* START *

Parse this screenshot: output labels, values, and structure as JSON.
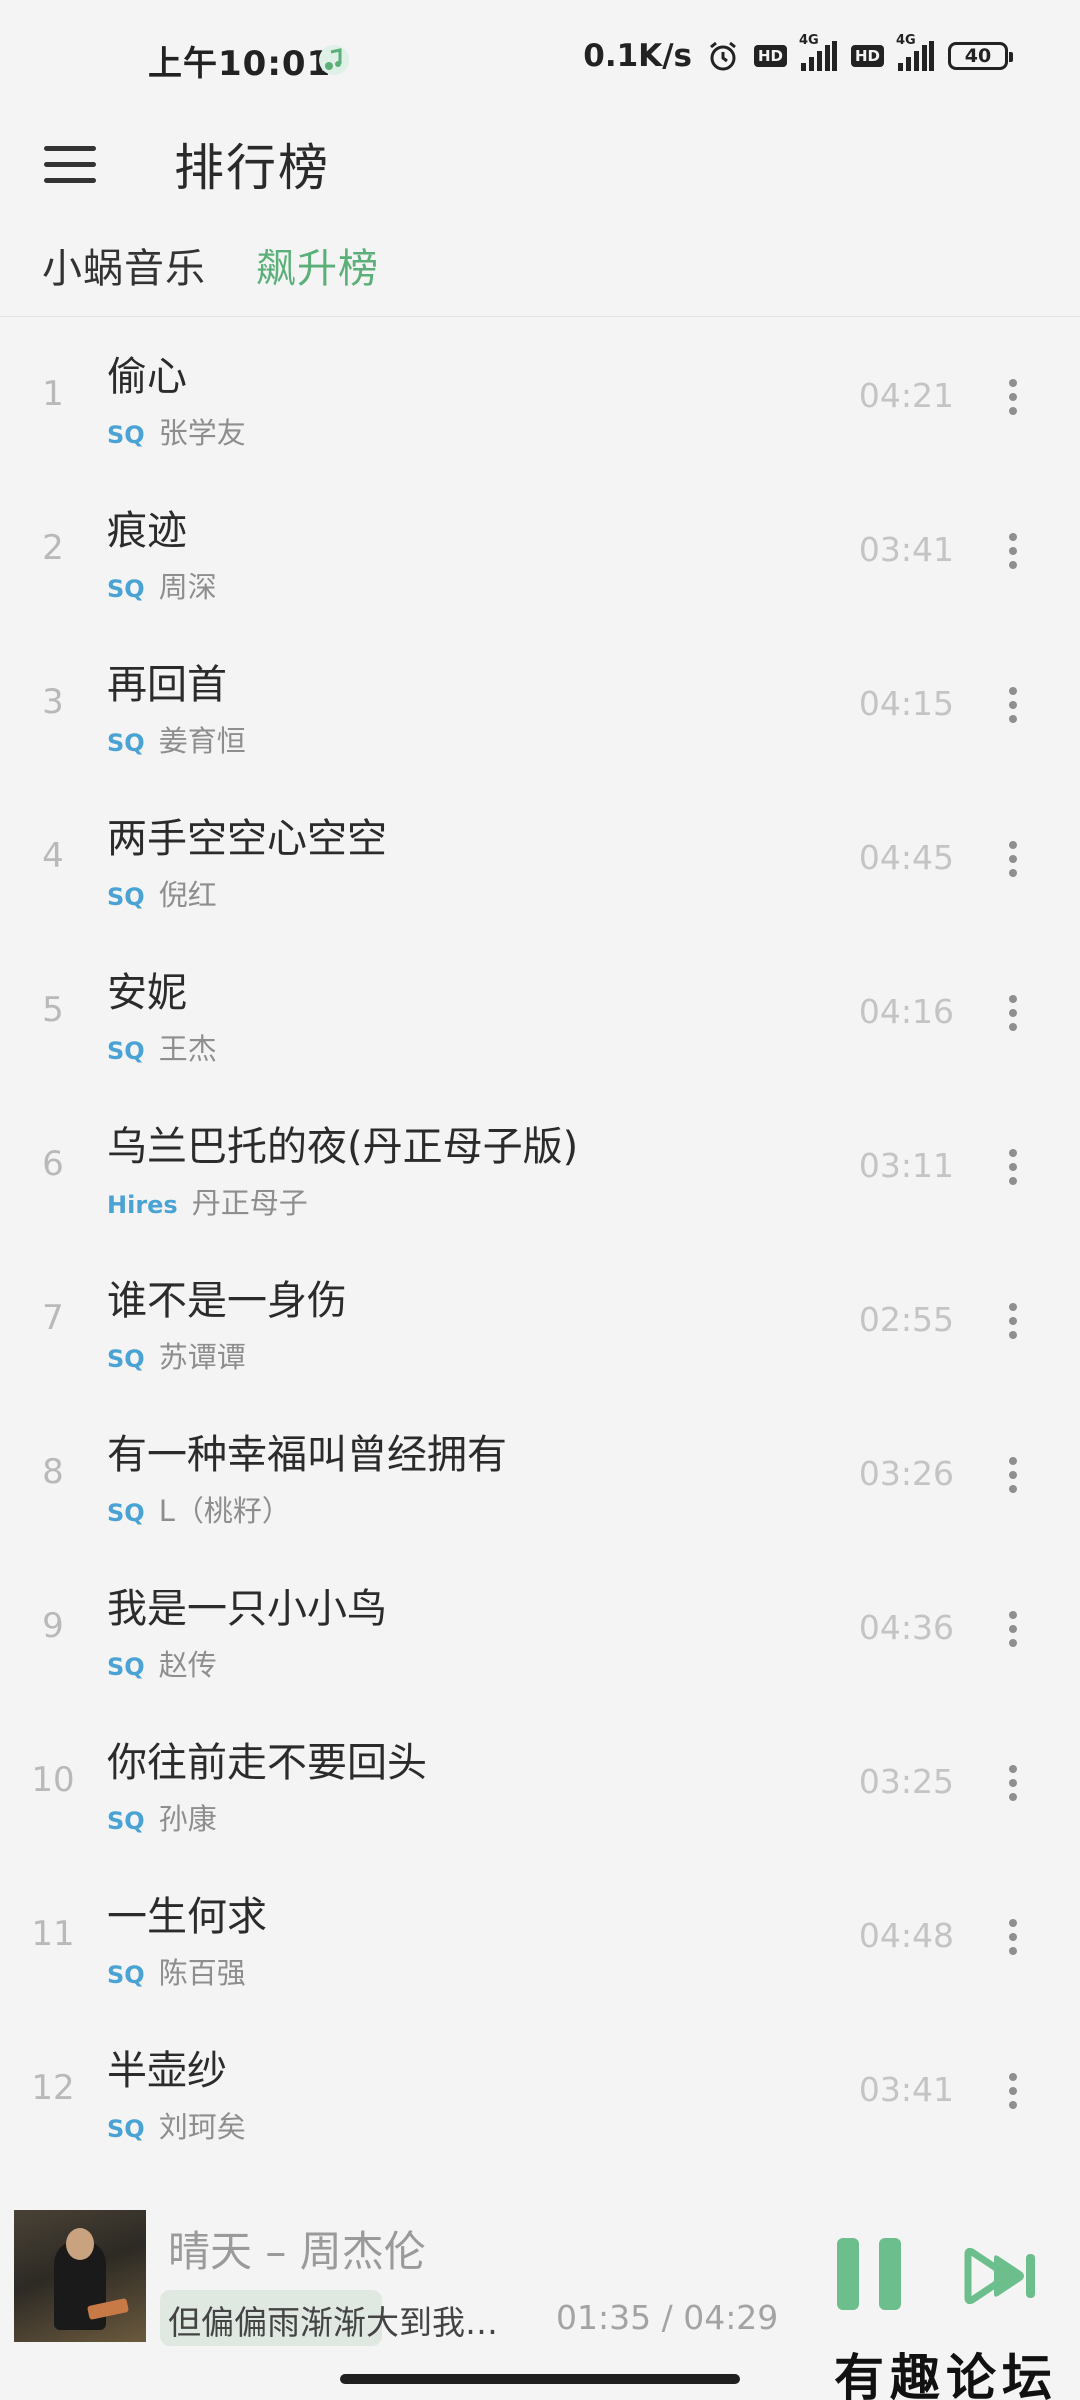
{
  "status_bar": {
    "time": "上午10:01",
    "network_speed": "0.1K/s",
    "hd_label": "HD",
    "net_type": "4G",
    "battery": "40"
  },
  "header": {
    "title": "排行榜"
  },
  "tabs": [
    {
      "label": "小蜗音乐"
    },
    {
      "label": "飙升榜"
    }
  ],
  "accent_color": "#5bb07a",
  "quality_color": "#4aa3d4",
  "songs": [
    {
      "rank": "1",
      "title": "偷心",
      "quality": "SQ",
      "artist": "张学友",
      "duration": "04:21"
    },
    {
      "rank": "2",
      "title": "痕迹",
      "quality": "SQ",
      "artist": "周深",
      "duration": "03:41"
    },
    {
      "rank": "3",
      "title": "再回首",
      "quality": "SQ",
      "artist": "姜育恒",
      "duration": "04:15"
    },
    {
      "rank": "4",
      "title": "两手空空心空空",
      "quality": "SQ",
      "artist": "倪红",
      "duration": "04:45"
    },
    {
      "rank": "5",
      "title": "安妮",
      "quality": "SQ",
      "artist": "王杰",
      "duration": "04:16"
    },
    {
      "rank": "6",
      "title": "乌兰巴托的夜(丹正母子版)",
      "quality": "Hires",
      "artist": "丹正母子",
      "duration": "03:11"
    },
    {
      "rank": "7",
      "title": "谁不是一身伤",
      "quality": "SQ",
      "artist": "苏谭谭",
      "duration": "02:55"
    },
    {
      "rank": "8",
      "title": "有一种幸福叫曾经拥有",
      "quality": "SQ",
      "artist": "L（桃籽）",
      "duration": "03:26"
    },
    {
      "rank": "9",
      "title": "我是一只小小鸟",
      "quality": "SQ",
      "artist": "赵传",
      "duration": "04:36"
    },
    {
      "rank": "10",
      "title": "你往前走不要回头",
      "quality": "SQ",
      "artist": "孙康",
      "duration": "03:25"
    },
    {
      "rank": "11",
      "title": "一生何求",
      "quality": "SQ",
      "artist": "陈百强",
      "duration": "04:48"
    },
    {
      "rank": "12",
      "title": "半壶纱",
      "quality": "SQ",
      "artist": "刘珂矣",
      "duration": "03:41"
    }
  ],
  "player": {
    "now_playing": "晴天 – 周杰伦",
    "lyric": "但偏偏雨渐渐大到我…",
    "progress": "01:35 / 04:29"
  },
  "watermark": "有趣论坛",
  "icons": {
    "menu": "menu-icon",
    "more": "more-vertical-icon",
    "pause": "pause-icon",
    "next": "skip-next-icon",
    "music_note": "music-note-icon",
    "alarm": "alarm-icon",
    "signal": "signal-icon",
    "battery": "battery-icon"
  }
}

* END *

**Exercise description**
Restate the records above in full, word for word. Keep pictures out.

**Exercise answer**
Parse this screenshot: output labels, values, and structure as JSON.
{
  "status_bar": {
    "time": "上午10:01",
    "network_speed": "0.1K/s",
    "hd_label": "HD",
    "net_type": "4G",
    "battery": "40"
  },
  "header": {
    "title": "排行榜"
  },
  "tabs": [
    {
      "label": "小蜗音乐"
    },
    {
      "label": "飙升榜"
    }
  ],
  "accent_color": "#5bb07a",
  "quality_color": "#4aa3d4",
  "songs": [
    {
      "rank": "1",
      "title": "偷心",
      "quality": "SQ",
      "artist": "张学友",
      "duration": "04:21"
    },
    {
      "rank": "2",
      "title": "痕迹",
      "quality": "SQ",
      "artist": "周深",
      "duration": "03:41"
    },
    {
      "rank": "3",
      "title": "再回首",
      "quality": "SQ",
      "artist": "姜育恒",
      "duration": "04:15"
    },
    {
      "rank": "4",
      "title": "两手空空心空空",
      "quality": "SQ",
      "artist": "倪红",
      "duration": "04:45"
    },
    {
      "rank": "5",
      "title": "安妮",
      "quality": "SQ",
      "artist": "王杰",
      "duration": "04:16"
    },
    {
      "rank": "6",
      "title": "乌兰巴托的夜(丹正母子版)",
      "quality": "Hires",
      "artist": "丹正母子",
      "duration": "03:11"
    },
    {
      "rank": "7",
      "title": "谁不是一身伤",
      "quality": "SQ",
      "artist": "苏谭谭",
      "duration": "02:55"
    },
    {
      "rank": "8",
      "title": "有一种幸福叫曾经拥有",
      "quality": "SQ",
      "artist": "L（桃籽）",
      "duration": "03:26"
    },
    {
      "rank": "9",
      "title": "我是一只小小鸟",
      "quality": "SQ",
      "artist": "赵传",
      "duration": "04:36"
    },
    {
      "rank": "10",
      "title": "你往前走不要回头",
      "quality": "SQ",
      "artist": "孙康",
      "duration": "03:25"
    },
    {
      "rank": "11",
      "title": "一生何求",
      "quality": "SQ",
      "artist": "陈百强",
      "duration": "04:48"
    },
    {
      "rank": "12",
      "title": "半壶纱",
      "quality": "SQ",
      "artist": "刘珂矣",
      "duration": "03:41"
    }
  ],
  "player": {
    "now_playing": "晴天 – 周杰伦",
    "lyric": "但偏偏雨渐渐大到我…",
    "progress": "01:35 / 04:29"
  },
  "watermark": "有趣论坛",
  "icons": {
    "menu": "menu-icon",
    "more": "more-vertical-icon",
    "pause": "pause-icon",
    "next": "skip-next-icon",
    "music_note": "music-note-icon",
    "alarm": "alarm-icon",
    "signal": "signal-icon",
    "battery": "battery-icon"
  }
}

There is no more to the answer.